- [Your instructions]
Pictures in the data below are not part of the copy; transcribe everything else exactly.

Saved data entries
-=-=-

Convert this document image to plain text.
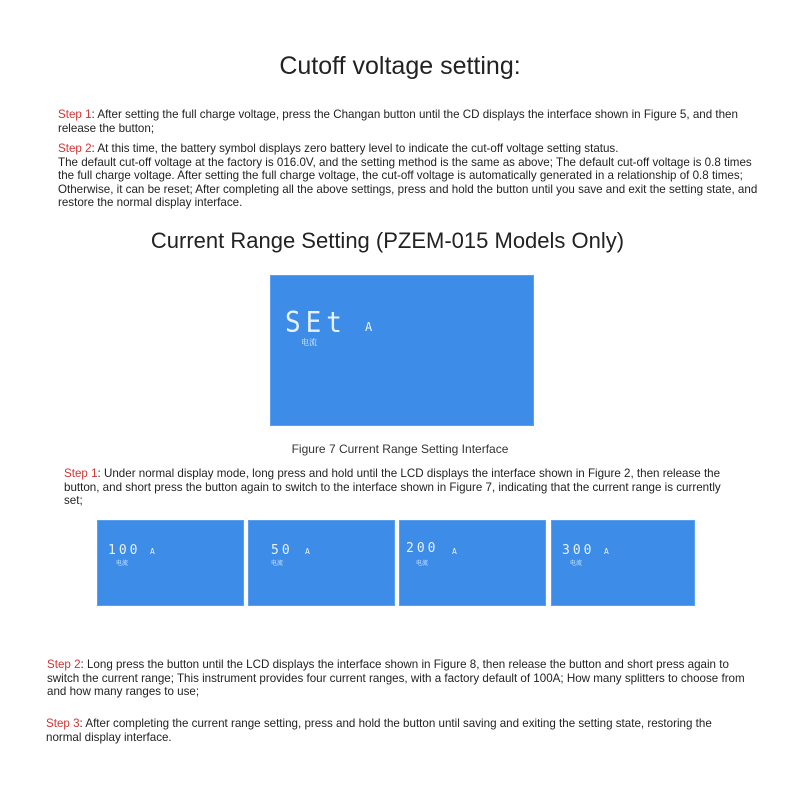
Cutoff voltage setting:

Step 1: After setting the full charge voltage, press the Changan button until the CD displays the interface shown in Figure 5, and then release the button;

Step 2: At this time, the battery symbol displays zero battery level to indicate the cut-off voltage setting status.
The default cut-off voltage at the factory is 016.0V, and the setting method is the same as above; The default cut-off voltage is 0.8 times the full charge voltage. After setting the full charge voltage, the cut-off voltage is automatically generated in a relationship of 0.8 times; Otherwise, it can be reset; After completing all the above settings, press and hold the button until you save and exit the setting state, and restore the normal display interface.

Current Range Setting (PZEM-015 Models Only)
SEt A
电流
Figure 7 Current Range Setting Interface

Step 1: Under normal display mode, long press and hold until the LCD displays the interface shown in Figure 2, then release the button, and short press the button again to switch to the interface shown in Figure 7, indicating that the current range is currently set;

100 A
电流
50 A
电流
200 A
电流
300 A
电流

Step 2: Long press the button until the LCD displays the interface shown in Figure 8, then release the button and short press again to switch the current range; This instrument provides four current ranges, with a factory default of 100A; How many splitters to choose from and how many ranges to use;

Step 3: After completing the current range setting, press and hold the button until saving and exiting the setting state, restoring the normal display interface.
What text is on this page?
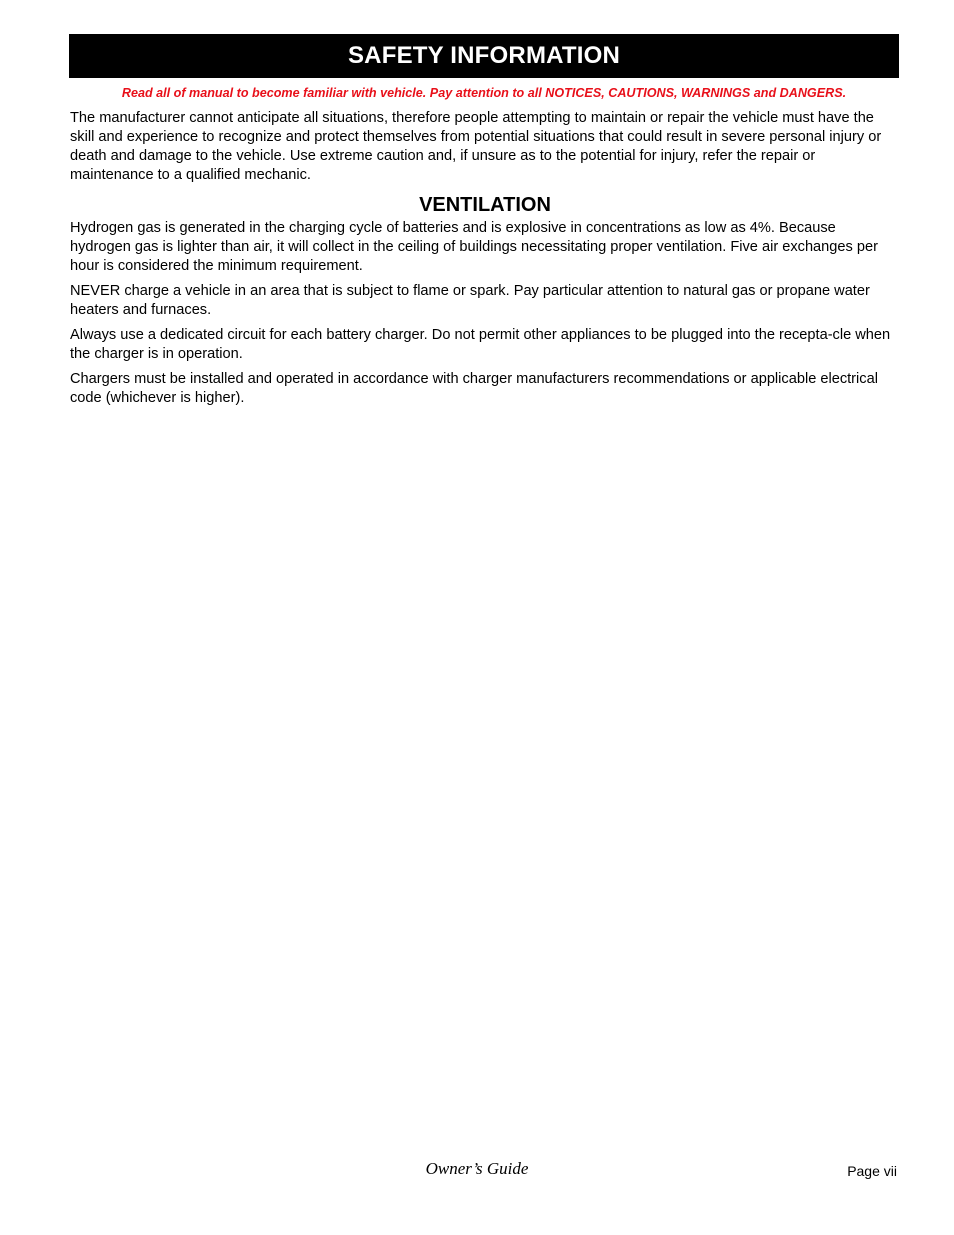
SAFETY INFORMATION
Read all of manual to become familiar with vehicle. Pay attention to all NOTICES, CAUTIONS, WARNINGS and DANGERS.

The manufacturer cannot anticipate all situations, therefore people attempting to maintain or repair the vehicle must have the skill and experience to recognize and protect themselves from potential situations that could result in severe personal injury or death and damage to the vehicle. Use extreme caution and, if unsure as to the potential for injury, refer the repair or maintenance to a qualified mechanic.

VENTILATION

Hydrogen gas is generated in the charging cycle of batteries and is explosive in concentrations as low as 4%. Because hydrogen gas is lighter than air, it will collect in the ceiling of buildings necessitating proper ventilation. Five air exchanges per hour is considered the minimum requirement.

NEVER charge a vehicle in an area that is subject to flame or spark. Pay particular attention to natural gas or propane water heaters and furnaces.

Always use a dedicated circuit for each battery charger. Do not permit other appliances to be plugged into the recepta-cle when the charger is in operation.

Chargers must be installed and operated in accordance with charger manufacturers recommendations or applicable electrical code (whichever is higher).

Owner’s Guide	Page vii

-=-=-

- [Result below]
Convert this document image to plain text.
Cutoff voltage setting:

Step 1: After setting the full charge voltage, press the Changan button until the CD displays the interface shown in Figure 5, and then release the button;

Step 2: At this time, the battery symbol displays zero battery level to indicate the cut-off voltage setting status.
The default cut-off voltage at the factory is 016.0V, and the setting method is the same as above; The default cut-off voltage is 0.8 times the full charge voltage. After setting the full charge voltage, the cut-off voltage is automatically generated in a relationship of 0.8 times; Otherwise, it can be reset; After completing all the above settings, press and hold the button until you save and exit the setting state, and restore the normal display interface.

Current Range Setting (PZEM-015 Models Only)
SEt A
电流
Figure 7 Current Range Setting Interface

Step 1: Under normal display mode, long press and hold until the LCD displays the interface shown in Figure 2, then release the button, and short press the button again to switch to the interface shown in Figure 7, indicating that the current range is currently set;

100 A
电流
50 A
电流
200 A
电流
300 A
电流

Step 2: Long press the button until the LCD displays the interface shown in Figure 8, then release the button and short press again to switch the current range; This instrument provides four current ranges, with a factory default of 100A; How many splitters to choose from and how many ranges to use;

Step 3: After completing the current range setting, press and hold the button until saving and exiting the setting state, restoring the normal display interface.
What text is on this page?
SAFETY INFORMATION
Read all of manual to become familiar with vehicle. Pay attention to all NOTICES, CAUTIONS, WARNINGS and DANGERS.

The manufacturer cannot anticipate all situations, therefore people attempting to maintain or repair the vehicle must have the skill and experience to recognize and protect themselves from potential situations that could result in severe personal injury or death and damage to the vehicle. Use extreme caution and, if unsure as to the potential for injury, refer the repair or maintenance to a qualified mechanic.

VENTILATION

Hydrogen gas is generated in the charging cycle of batteries and is explosive in concentrations as low as 4%. Because hydrogen gas is lighter than air, it will collect in the ceiling of buildings necessitating proper ventilation. Five air exchanges per hour is considered the minimum requirement.

NEVER charge a vehicle in an area that is subject to flame or spark. Pay particular attention to natural gas or propane water heaters and furnaces.

Always use a dedicated circuit for each battery charger. Do not permit other appliances to be plugged into the recepta-cle when the charger is in operation.

Chargers must be installed and operated in accordance with charger manufacturers recommendations or applicable electrical code (whichever is higher).

Owner’s Guide	Page vii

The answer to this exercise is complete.